--- Records supplied ---

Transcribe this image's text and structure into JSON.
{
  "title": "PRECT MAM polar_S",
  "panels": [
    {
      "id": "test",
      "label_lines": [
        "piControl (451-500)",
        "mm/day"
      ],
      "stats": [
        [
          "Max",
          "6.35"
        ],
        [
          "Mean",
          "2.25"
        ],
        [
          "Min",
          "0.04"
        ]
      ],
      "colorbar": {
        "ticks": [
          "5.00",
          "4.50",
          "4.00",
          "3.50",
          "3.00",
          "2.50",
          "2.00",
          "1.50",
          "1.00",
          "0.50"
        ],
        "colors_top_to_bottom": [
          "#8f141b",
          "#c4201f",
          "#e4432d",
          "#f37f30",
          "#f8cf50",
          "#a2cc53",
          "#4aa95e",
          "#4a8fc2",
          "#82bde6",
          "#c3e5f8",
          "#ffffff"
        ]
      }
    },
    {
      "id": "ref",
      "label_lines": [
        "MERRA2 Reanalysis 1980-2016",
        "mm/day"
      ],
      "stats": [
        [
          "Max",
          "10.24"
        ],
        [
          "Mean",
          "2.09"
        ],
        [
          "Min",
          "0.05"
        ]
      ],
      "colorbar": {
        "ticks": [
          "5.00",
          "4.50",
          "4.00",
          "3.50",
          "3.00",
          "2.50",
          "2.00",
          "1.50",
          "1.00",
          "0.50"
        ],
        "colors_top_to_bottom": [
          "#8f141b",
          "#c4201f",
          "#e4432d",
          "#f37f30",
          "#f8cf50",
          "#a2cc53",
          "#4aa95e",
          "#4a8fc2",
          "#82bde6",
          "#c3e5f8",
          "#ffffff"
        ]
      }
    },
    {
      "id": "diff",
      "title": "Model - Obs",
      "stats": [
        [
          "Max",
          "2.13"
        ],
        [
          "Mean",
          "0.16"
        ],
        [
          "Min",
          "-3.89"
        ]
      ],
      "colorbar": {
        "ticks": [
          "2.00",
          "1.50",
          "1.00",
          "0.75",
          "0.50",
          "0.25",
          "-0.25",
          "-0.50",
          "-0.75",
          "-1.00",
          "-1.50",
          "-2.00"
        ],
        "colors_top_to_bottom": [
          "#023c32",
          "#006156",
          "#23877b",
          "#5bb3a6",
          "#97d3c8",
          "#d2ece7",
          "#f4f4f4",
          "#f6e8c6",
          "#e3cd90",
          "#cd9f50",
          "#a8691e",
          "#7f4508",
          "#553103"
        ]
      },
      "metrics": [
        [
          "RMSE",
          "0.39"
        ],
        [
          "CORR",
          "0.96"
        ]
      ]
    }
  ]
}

--- What you have to do ---
Repeat back the data above, exact to the last character.

--- Answer to this exercise ---
Transcribe this image's text and structure into JSON.
{
  "title": "PRECT MAM polar_S",
  "panels": [
    {
      "id": "test",
      "label_lines": [
        "piControl (451-500)",
        "mm/day"
      ],
      "stats": [
        [
          "Max",
          "6.35"
        ],
        [
          "Mean",
          "2.25"
        ],
        [
          "Min",
          "0.04"
        ]
      ],
      "colorbar": {
        "ticks": [
          "5.00",
          "4.50",
          "4.00",
          "3.50",
          "3.00",
          "2.50",
          "2.00",
          "1.50",
          "1.00",
          "0.50"
        ],
        "colors_top_to_bottom": [
          "#8f141b",
          "#c4201f",
          "#e4432d",
          "#f37f30",
          "#f8cf50",
          "#a2cc53",
          "#4aa95e",
          "#4a8fc2",
          "#82bde6",
          "#c3e5f8",
          "#ffffff"
        ]
      }
    },
    {
      "id": "ref",
      "label_lines": [
        "MERRA2 Reanalysis 1980-2016",
        "mm/day"
      ],
      "stats": [
        [
          "Max",
          "10.24"
        ],
        [
          "Mean",
          "2.09"
        ],
        [
          "Min",
          "0.05"
        ]
      ],
      "colorbar": {
        "ticks": [
          "5.00",
          "4.50",
          "4.00",
          "3.50",
          "3.00",
          "2.50",
          "2.00",
          "1.50",
          "1.00",
          "0.50"
        ],
        "colors_top_to_bottom": [
          "#8f141b",
          "#c4201f",
          "#e4432d",
          "#f37f30",
          "#f8cf50",
          "#a2cc53",
          "#4aa95e",
          "#4a8fc2",
          "#82bde6",
          "#c3e5f8",
          "#ffffff"
        ]
      }
    },
    {
      "id": "diff",
      "title": "Model - Obs",
      "stats": [
        [
          "Max",
          "2.13"
        ],
        [
          "Mean",
          "0.16"
        ],
        [
          "Min",
          "-3.89"
        ]
      ],
      "colorbar": {
        "ticks": [
          "2.00",
          "1.50",
          "1.00",
          "0.75",
          "0.50",
          "0.25",
          "-0.25",
          "-0.50",
          "-0.75",
          "-1.00",
          "-1.50",
          "-2.00"
        ],
        "colors_top_to_bottom": [
          "#023c32",
          "#006156",
          "#23877b",
          "#5bb3a6",
          "#97d3c8",
          "#d2ece7",
          "#f4f4f4",
          "#f6e8c6",
          "#e3cd90",
          "#cd9f50",
          "#a8691e",
          "#7f4508",
          "#553103"
        ]
      },
      "metrics": [
        [
          "RMSE",
          "0.39"
        ],
        [
          "CORR",
          "0.96"
        ]
      ]
    }
  ]
}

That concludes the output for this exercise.